> JOB
Lines holding the string "JSON" are the ones to copy from this listing.

##### DATA EXCERPTS

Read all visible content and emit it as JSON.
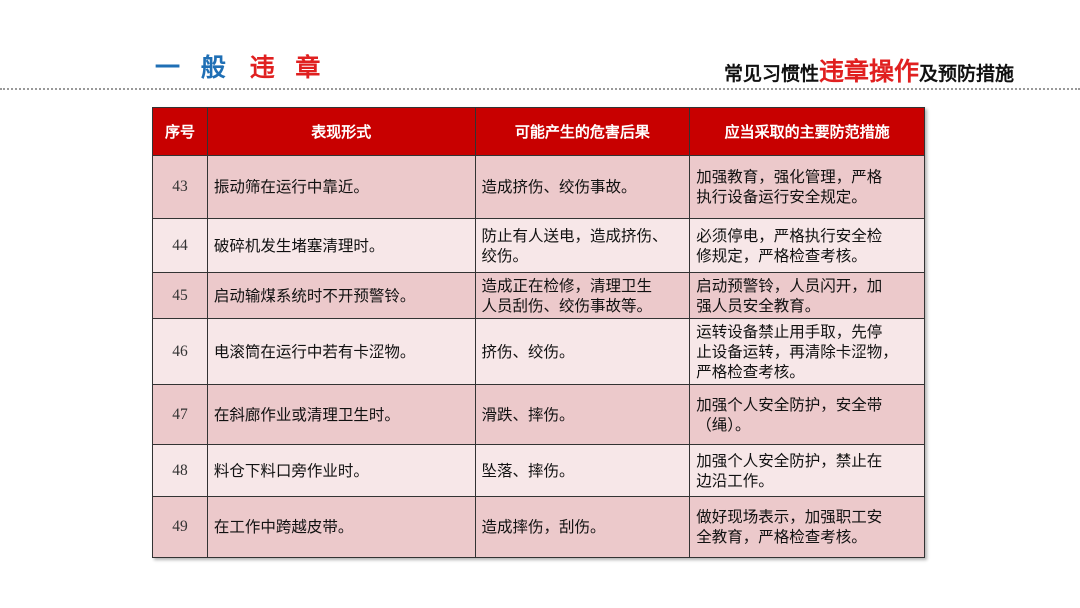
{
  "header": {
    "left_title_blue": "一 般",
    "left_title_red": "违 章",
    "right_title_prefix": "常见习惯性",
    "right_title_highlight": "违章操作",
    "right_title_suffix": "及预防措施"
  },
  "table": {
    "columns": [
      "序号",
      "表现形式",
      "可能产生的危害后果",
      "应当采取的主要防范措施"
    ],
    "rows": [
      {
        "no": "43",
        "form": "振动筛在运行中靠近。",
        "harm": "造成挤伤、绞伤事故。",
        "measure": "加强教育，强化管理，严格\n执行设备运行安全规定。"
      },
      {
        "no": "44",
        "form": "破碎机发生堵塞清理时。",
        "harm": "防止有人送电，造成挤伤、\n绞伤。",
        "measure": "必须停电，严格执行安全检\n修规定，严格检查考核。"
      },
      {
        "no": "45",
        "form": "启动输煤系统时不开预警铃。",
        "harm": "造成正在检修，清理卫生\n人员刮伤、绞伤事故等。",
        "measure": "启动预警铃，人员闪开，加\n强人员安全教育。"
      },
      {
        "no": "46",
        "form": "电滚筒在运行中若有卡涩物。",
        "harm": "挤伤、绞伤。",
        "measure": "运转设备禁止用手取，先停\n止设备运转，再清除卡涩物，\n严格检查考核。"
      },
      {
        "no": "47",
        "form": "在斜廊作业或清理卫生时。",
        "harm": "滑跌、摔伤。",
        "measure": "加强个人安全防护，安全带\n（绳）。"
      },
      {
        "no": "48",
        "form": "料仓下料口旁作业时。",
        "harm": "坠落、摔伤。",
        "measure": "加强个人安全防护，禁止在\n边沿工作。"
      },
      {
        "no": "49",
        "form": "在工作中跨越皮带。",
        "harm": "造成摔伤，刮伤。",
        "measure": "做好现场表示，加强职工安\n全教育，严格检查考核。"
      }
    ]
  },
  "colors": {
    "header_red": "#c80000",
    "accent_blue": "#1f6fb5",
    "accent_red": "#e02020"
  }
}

##########
##### DATA EXCERPTS

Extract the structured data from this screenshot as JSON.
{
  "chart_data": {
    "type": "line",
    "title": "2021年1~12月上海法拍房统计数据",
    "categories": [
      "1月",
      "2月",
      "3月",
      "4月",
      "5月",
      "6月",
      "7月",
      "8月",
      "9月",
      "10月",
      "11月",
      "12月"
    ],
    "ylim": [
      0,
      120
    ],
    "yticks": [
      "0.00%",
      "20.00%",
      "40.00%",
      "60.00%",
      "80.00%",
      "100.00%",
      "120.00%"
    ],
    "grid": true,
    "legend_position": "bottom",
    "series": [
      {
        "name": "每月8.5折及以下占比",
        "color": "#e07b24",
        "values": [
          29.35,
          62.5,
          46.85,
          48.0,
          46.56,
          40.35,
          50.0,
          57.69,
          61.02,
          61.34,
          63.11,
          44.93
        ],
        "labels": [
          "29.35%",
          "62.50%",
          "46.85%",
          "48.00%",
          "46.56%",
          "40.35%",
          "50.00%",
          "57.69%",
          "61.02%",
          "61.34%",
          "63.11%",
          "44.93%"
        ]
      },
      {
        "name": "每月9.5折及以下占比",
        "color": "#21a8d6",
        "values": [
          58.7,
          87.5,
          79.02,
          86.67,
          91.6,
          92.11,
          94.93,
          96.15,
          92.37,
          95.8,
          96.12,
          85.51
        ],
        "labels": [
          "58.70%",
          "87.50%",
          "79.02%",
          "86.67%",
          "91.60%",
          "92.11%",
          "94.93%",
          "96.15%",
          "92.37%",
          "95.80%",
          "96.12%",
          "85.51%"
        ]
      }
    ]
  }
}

##########

> EXERCISE OUTPUT
Read all visible content and emit it as JSON.
Extract the structured data from this screenshot as JSON.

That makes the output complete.